## Written request
Please print all of the material below, word for word.
• • • •
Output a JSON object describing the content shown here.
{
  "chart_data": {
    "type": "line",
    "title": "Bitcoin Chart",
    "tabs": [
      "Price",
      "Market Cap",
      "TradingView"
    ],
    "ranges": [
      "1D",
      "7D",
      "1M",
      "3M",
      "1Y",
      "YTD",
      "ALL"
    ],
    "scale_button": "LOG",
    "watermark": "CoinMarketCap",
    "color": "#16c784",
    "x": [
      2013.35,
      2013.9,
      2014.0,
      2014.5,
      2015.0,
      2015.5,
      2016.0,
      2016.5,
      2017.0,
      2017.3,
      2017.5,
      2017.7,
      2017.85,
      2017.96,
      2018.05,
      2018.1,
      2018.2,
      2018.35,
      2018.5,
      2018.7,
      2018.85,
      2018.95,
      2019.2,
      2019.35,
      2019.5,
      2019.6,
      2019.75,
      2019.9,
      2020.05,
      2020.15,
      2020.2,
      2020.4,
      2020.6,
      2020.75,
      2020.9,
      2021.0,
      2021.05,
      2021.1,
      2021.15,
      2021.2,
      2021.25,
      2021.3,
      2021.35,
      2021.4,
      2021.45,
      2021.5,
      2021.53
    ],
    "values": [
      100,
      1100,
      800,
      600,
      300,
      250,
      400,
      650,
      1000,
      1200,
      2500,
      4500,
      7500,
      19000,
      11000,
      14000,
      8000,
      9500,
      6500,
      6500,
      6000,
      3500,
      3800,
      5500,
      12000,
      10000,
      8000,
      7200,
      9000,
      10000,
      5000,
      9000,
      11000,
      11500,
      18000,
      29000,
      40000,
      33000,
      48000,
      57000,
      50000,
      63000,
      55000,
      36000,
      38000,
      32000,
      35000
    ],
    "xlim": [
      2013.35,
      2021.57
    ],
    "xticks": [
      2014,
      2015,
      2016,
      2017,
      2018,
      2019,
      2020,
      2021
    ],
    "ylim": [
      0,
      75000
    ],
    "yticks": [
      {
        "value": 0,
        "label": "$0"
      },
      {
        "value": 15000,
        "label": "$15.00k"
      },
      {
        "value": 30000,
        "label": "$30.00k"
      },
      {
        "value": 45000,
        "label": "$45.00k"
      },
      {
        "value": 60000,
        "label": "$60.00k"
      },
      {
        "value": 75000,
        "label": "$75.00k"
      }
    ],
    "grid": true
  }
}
• • • •
## Solution to the exercise
Output a JSON object describing the content shown here.
{
  "chart_data": {
    "type": "line",
    "title": "Bitcoin Chart",
    "tabs": [
      "Price",
      "Market Cap",
      "TradingView"
    ],
    "ranges": [
      "1D",
      "7D",
      "1M",
      "3M",
      "1Y",
      "YTD",
      "ALL"
    ],
    "scale_button": "LOG",
    "watermark": "CoinMarketCap",
    "color": "#16c784",
    "x": [
      2013.35,
      2013.9,
      2014.0,
      2014.5,
      2015.0,
      2015.5,
      2016.0,
      2016.5,
      2017.0,
      2017.3,
      2017.5,
      2017.7,
      2017.85,
      2017.96,
      2018.05,
      2018.1,
      2018.2,
      2018.35,
      2018.5,
      2018.7,
      2018.85,
      2018.95,
      2019.2,
      2019.35,
      2019.5,
      2019.6,
      2019.75,
      2019.9,
      2020.05,
      2020.15,
      2020.2,
      2020.4,
      2020.6,
      2020.75,
      2020.9,
      2021.0,
      2021.05,
      2021.1,
      2021.15,
      2021.2,
      2021.25,
      2021.3,
      2021.35,
      2021.4,
      2021.45,
      2021.5,
      2021.53
    ],
    "values": [
      100,
      1100,
      800,
      600,
      300,
      250,
      400,
      650,
      1000,
      1200,
      2500,
      4500,
      7500,
      19000,
      11000,
      14000,
      8000,
      9500,
      6500,
      6500,
      6000,
      3500,
      3800,
      5500,
      12000,
      10000,
      8000,
      7200,
      9000,
      10000,
      5000,
      9000,
      11000,
      11500,
      18000,
      29000,
      40000,
      33000,
      48000,
      57000,
      50000,
      63000,
      55000,
      36000,
      38000,
      32000,
      35000
    ],
    "xlim": [
      2013.35,
      2021.57
    ],
    "xticks": [
      2014,
      2015,
      2016,
      2017,
      2018,
      2019,
      2020,
      2021
    ],
    "ylim": [
      0,
      75000
    ],
    "yticks": [
      {
        "value": 0,
        "label": "$0"
      },
      {
        "value": 15000,
        "label": "$15.00k"
      },
      {
        "value": 30000,
        "label": "$30.00k"
      },
      {
        "value": 45000,
        "label": "$45.00k"
      },
      {
        "value": 60000,
        "label": "$60.00k"
      },
      {
        "value": 75000,
        "label": "$75.00k"
      }
    ],
    "grid": true
  }
}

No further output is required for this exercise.